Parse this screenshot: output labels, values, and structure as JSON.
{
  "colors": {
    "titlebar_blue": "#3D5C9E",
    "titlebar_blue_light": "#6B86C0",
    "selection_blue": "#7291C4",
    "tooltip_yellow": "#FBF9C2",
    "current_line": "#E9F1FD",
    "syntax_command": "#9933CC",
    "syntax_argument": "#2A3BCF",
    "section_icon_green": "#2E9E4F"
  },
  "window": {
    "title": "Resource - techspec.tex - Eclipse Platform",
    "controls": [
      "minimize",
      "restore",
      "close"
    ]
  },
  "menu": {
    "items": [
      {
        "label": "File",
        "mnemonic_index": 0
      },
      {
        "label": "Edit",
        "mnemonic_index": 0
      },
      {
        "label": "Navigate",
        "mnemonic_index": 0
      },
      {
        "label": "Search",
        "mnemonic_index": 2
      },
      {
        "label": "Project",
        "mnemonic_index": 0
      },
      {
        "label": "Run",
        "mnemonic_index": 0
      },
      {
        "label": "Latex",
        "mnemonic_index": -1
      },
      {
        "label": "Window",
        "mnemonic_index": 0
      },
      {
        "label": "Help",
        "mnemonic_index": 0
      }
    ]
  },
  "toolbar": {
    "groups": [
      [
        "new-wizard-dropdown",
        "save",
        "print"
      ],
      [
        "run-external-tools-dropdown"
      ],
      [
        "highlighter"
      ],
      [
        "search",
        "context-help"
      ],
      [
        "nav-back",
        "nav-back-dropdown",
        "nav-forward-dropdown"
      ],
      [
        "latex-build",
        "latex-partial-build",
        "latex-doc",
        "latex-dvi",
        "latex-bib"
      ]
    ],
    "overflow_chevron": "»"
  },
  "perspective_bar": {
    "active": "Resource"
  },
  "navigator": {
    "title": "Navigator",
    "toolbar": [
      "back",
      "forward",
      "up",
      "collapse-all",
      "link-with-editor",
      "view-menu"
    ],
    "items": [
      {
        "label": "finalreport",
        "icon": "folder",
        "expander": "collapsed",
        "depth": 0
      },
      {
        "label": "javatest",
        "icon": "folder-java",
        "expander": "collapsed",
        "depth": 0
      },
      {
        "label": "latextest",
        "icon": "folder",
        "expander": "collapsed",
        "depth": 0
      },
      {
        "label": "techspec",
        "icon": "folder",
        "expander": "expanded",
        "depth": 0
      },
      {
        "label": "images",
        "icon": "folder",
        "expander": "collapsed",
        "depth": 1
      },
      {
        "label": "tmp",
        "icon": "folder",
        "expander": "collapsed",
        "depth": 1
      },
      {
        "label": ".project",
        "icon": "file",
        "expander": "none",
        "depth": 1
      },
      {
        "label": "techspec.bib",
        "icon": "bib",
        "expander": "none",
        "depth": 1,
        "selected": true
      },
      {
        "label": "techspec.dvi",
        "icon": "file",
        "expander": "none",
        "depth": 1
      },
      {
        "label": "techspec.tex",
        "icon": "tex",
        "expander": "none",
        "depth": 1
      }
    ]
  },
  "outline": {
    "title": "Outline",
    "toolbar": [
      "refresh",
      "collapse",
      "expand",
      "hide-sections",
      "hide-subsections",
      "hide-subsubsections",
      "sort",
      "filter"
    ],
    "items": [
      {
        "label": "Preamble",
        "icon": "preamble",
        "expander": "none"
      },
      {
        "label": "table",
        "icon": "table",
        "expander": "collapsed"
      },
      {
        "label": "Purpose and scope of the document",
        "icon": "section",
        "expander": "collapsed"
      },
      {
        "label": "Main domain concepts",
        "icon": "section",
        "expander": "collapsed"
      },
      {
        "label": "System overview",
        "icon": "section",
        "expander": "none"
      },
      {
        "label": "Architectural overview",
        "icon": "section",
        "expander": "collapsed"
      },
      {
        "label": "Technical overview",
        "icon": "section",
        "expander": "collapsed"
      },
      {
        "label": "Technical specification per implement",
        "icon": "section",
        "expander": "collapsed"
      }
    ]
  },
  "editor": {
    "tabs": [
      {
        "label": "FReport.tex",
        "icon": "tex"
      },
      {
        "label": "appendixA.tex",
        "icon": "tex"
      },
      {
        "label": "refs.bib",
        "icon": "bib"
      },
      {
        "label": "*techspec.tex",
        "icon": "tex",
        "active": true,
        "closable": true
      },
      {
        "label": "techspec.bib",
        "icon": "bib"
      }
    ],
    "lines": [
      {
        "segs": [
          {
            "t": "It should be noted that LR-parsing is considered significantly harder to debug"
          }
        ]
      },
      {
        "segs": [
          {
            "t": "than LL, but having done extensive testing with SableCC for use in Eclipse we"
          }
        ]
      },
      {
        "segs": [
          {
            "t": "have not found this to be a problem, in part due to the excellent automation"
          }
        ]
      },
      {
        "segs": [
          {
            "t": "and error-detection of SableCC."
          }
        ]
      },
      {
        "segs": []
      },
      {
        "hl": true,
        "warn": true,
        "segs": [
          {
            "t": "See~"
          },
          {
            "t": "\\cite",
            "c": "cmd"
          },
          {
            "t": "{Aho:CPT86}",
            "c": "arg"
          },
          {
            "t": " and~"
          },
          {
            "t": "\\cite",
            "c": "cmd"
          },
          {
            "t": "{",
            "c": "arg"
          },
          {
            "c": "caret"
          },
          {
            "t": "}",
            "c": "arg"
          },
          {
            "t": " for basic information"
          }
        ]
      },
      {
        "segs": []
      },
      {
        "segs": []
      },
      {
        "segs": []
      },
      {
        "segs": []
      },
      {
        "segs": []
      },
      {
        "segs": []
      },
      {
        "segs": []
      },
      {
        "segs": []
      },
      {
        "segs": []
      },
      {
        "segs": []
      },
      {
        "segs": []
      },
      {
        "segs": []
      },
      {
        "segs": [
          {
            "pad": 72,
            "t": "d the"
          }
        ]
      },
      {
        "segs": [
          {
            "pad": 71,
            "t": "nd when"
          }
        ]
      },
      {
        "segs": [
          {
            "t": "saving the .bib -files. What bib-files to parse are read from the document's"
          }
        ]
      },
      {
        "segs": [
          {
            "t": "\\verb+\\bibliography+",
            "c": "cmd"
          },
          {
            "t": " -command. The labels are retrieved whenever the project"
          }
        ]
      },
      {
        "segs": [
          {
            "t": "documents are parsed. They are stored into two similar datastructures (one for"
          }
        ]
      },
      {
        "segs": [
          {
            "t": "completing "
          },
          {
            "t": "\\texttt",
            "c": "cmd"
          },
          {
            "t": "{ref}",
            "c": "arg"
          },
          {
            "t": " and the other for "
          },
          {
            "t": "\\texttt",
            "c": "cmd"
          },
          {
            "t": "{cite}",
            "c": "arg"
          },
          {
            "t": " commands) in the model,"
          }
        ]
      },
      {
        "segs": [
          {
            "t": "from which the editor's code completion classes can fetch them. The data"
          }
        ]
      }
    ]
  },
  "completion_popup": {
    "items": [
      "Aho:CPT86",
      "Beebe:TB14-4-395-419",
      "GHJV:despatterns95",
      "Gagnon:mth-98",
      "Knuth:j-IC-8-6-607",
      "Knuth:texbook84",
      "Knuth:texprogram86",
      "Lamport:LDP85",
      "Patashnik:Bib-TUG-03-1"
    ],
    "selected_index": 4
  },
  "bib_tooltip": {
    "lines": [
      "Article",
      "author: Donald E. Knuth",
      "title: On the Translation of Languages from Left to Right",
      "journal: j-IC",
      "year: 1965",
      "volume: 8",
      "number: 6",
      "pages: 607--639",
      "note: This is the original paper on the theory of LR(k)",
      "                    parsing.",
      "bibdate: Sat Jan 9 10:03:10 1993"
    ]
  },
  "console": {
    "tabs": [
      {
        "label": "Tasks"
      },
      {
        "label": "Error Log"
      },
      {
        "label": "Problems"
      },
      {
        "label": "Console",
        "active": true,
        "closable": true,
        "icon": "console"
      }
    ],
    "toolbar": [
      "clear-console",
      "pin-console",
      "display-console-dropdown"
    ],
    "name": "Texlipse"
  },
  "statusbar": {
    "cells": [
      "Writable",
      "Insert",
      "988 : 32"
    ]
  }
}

### [Directive]
Select every line of the material above holding the word "parsing" and copy it.

### [Result below]
            "t": "It should be noted that LR-parsing is considered significantly harder to debug"
      "                    parsing.",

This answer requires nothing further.